TASK DETAILS —
Find every line below that contains the word "title" and copy it out.

Data records:
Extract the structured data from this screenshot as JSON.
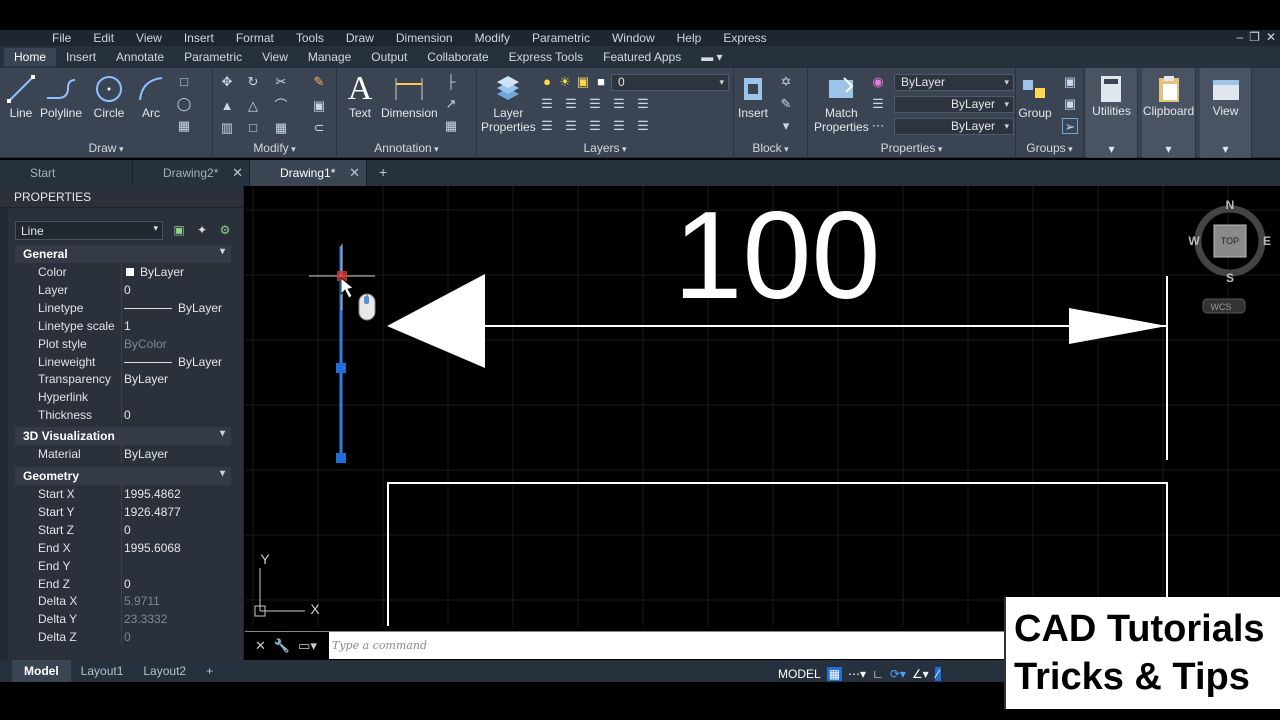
{
  "menu": {
    "items": [
      "File",
      "Edit",
      "View",
      "Insert",
      "Format",
      "Tools",
      "Draw",
      "Dimension",
      "Modify",
      "Parametric",
      "Window",
      "Help",
      "Express"
    ]
  },
  "ribbon_tabs": [
    "Home",
    "Insert",
    "Annotate",
    "Parametric",
    "View",
    "Manage",
    "Output",
    "Collaborate",
    "Express Tools",
    "Featured Apps"
  ],
  "ribbon": {
    "draw": {
      "title": "Draw",
      "line": "Line",
      "polyline": "Polyline",
      "circle": "Circle",
      "arc": "Arc"
    },
    "modify": {
      "title": "Modify"
    },
    "annotation": {
      "title": "Annotation",
      "text": "Text",
      "dimension": "Dimension"
    },
    "layers": {
      "title": "Layers",
      "layer_properties_1": "Layer",
      "layer_properties_2": "Properties",
      "current_layer": "0"
    },
    "block": {
      "title": "Block",
      "insert": "Insert"
    },
    "properties": {
      "title": "Properties",
      "match_1": "Match",
      "match_2": "Properties",
      "color": "ByLayer",
      "linetype": "ByLayer",
      "lineweight": "ByLayer"
    },
    "groups": {
      "title": "Groups",
      "group": "Group"
    },
    "utilities": "Utilities",
    "clipboard": "Clipboard",
    "view": "View"
  },
  "file_tabs": [
    {
      "label": "Start"
    },
    {
      "label": "Drawing2*"
    },
    {
      "label": "Drawing1*"
    }
  ],
  "properties_palette": {
    "title": "PROPERTIES",
    "object_type": "Line",
    "sections": {
      "general": "General",
      "vis3d": "3D Visualization",
      "geometry": "Geometry"
    },
    "general": [
      {
        "k": "Color",
        "v": "ByLayer"
      },
      {
        "k": "Layer",
        "v": "0"
      },
      {
        "k": "Linetype",
        "v": "ByLayer"
      },
      {
        "k": "Linetype scale",
        "v": "1"
      },
      {
        "k": "Plot style",
        "v": "ByColor"
      },
      {
        "k": "Lineweight",
        "v": "ByLayer"
      },
      {
        "k": "Transparency",
        "v": "ByLayer"
      },
      {
        "k": "Hyperlink",
        "v": ""
      },
      {
        "k": "Thickness",
        "v": "0"
      }
    ],
    "vis3d": [
      {
        "k": "Material",
        "v": "ByLayer"
      }
    ],
    "geometry": [
      {
        "k": "Start X",
        "v": "1995.4862"
      },
      {
        "k": "Start Y",
        "v": "1926.4877"
      },
      {
        "k": "Start Z",
        "v": "0"
      },
      {
        "k": "End X",
        "v": "1995.6068"
      },
      {
        "k": "End Y",
        "v": ""
      },
      {
        "k": "End Z",
        "v": "0"
      },
      {
        "k": "Delta X",
        "v": "5.9711"
      },
      {
        "k": "Delta Y",
        "v": "23.3332"
      },
      {
        "k": "Delta Z",
        "v": "0"
      }
    ]
  },
  "drawing": {
    "dimension_text": "100",
    "viewcube": {
      "n": "N",
      "s": "S",
      "e": "E",
      "w": "W",
      "top": "TOP",
      "wcs": "WCS"
    },
    "ucs": {
      "x": "X",
      "y": "Y"
    }
  },
  "command_line": {
    "placeholder": "Type a command"
  },
  "layout_tabs": [
    "Model",
    "Layout1",
    "Layout2"
  ],
  "status": {
    "model": "MODEL"
  },
  "watermark": {
    "line1": "CAD Tutorials",
    "line2": "Tricks & Tips"
  },
  "colors": {
    "ribbon": "#3b4453",
    "accent_grip": "#1e6fd9",
    "canvas": "#000000"
  }
}
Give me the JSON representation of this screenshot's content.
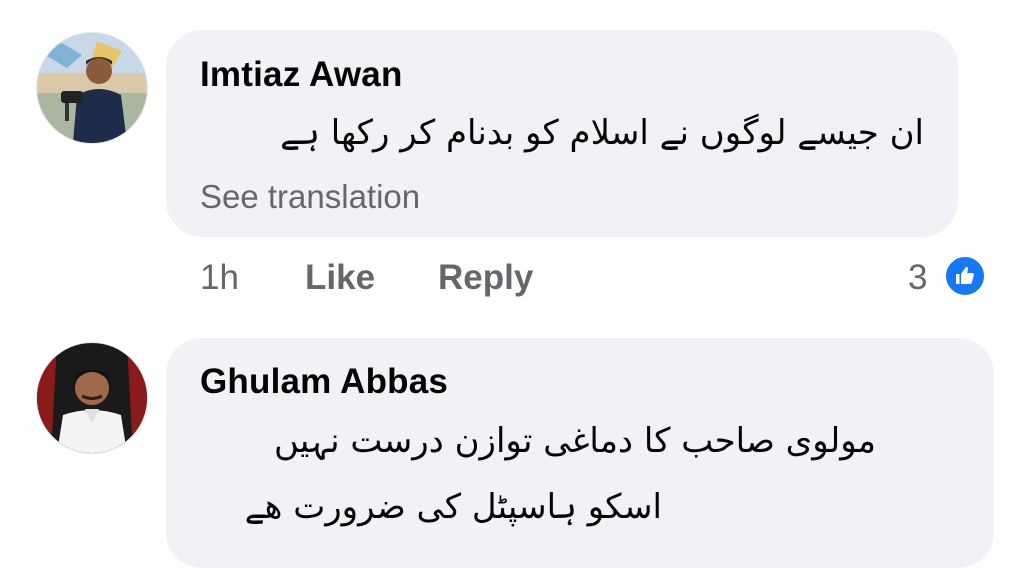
{
  "comments": [
    {
      "author": "Imtiaz Awan",
      "text_lines": [
        "ان جیسے لوگوں نے اسلام کو بدنام کر رکھا ہے"
      ],
      "see_translation": "See translation",
      "time": "1h",
      "like_label": "Like",
      "reply_label": "Reply",
      "reaction_count": "3",
      "reaction_icon": "like-icon"
    },
    {
      "author": "Ghulam Abbas",
      "text_lines": [
        "مولوی صاحب کا دماغی توازن درست نہیں",
        "اسکو ہاسپٹل کی ضرورت ھے"
      ]
    }
  ],
  "colors": {
    "bubble": "#f0f2f5",
    "secondary_text": "#65676b",
    "primary_text": "#050505",
    "like_blue": "#1877f2"
  }
}
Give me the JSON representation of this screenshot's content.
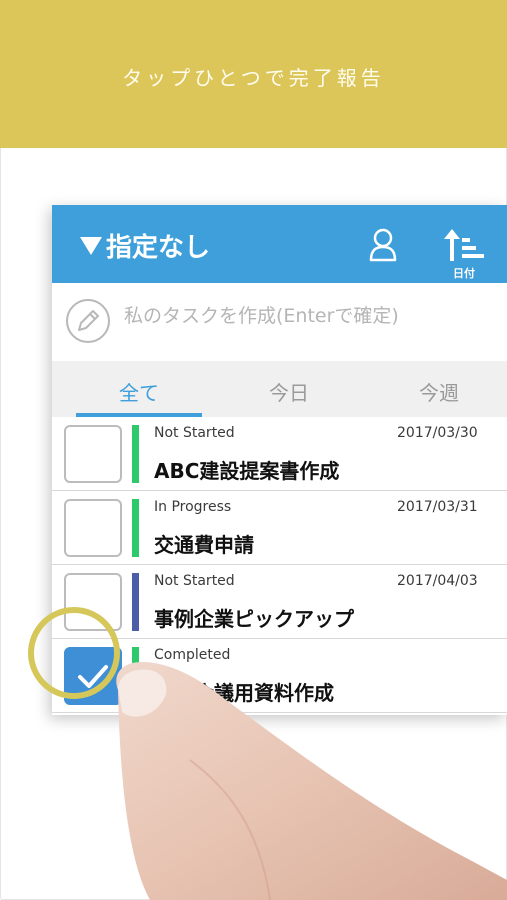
{
  "banner": {
    "caption": "タップひとつで完了報告"
  },
  "header": {
    "filter_label": "指定なし",
    "user_icon": "person-icon",
    "sort_icon": "sort-ascending-icon",
    "sort_label": "日付"
  },
  "new_task": {
    "icon": "pencil-icon",
    "placeholder": "私のタスクを作成(Enterで確定)"
  },
  "tabs": [
    {
      "label": "全て",
      "active": true
    },
    {
      "label": "今日",
      "active": false
    },
    {
      "label": "今週",
      "active": false
    }
  ],
  "tasks": [
    {
      "status": "Not Started",
      "date": "2017/03/30",
      "title": "ABC建設提案書作成",
      "color": "#2ec96b",
      "checked": false
    },
    {
      "status": "In Progress",
      "date": "2017/03/31",
      "title": "交通費申請",
      "color": "#2ec96b",
      "checked": false
    },
    {
      "status": "Not Started",
      "date": "2017/04/03",
      "title": "事例企業ピックアップ",
      "color": "#4a5fa8",
      "checked": false
    },
    {
      "status": "Completed",
      "date": "",
      "title": "月例会議用資料作成",
      "color": "#2ec96b",
      "checked": true
    }
  ],
  "colors": {
    "banner": "#dcc65a",
    "accent": "#3e9fdb",
    "highlight_ring": "#d6c75a"
  }
}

ANSWER FOR THE TASK —
      "title": "Draw",
      "title": "Modify"
      "title": "Annotation",
      "title": "Layers",
      "title": "Block",
      "title": "Properties",
      "title": "Groups",
    "title": "PROPERTIES",
      "title": "ABC建設提案書作成",
      "title": "交通費申請",
      "title": "事例企業ピックアップ",
      "title": "月例会議用資料作成",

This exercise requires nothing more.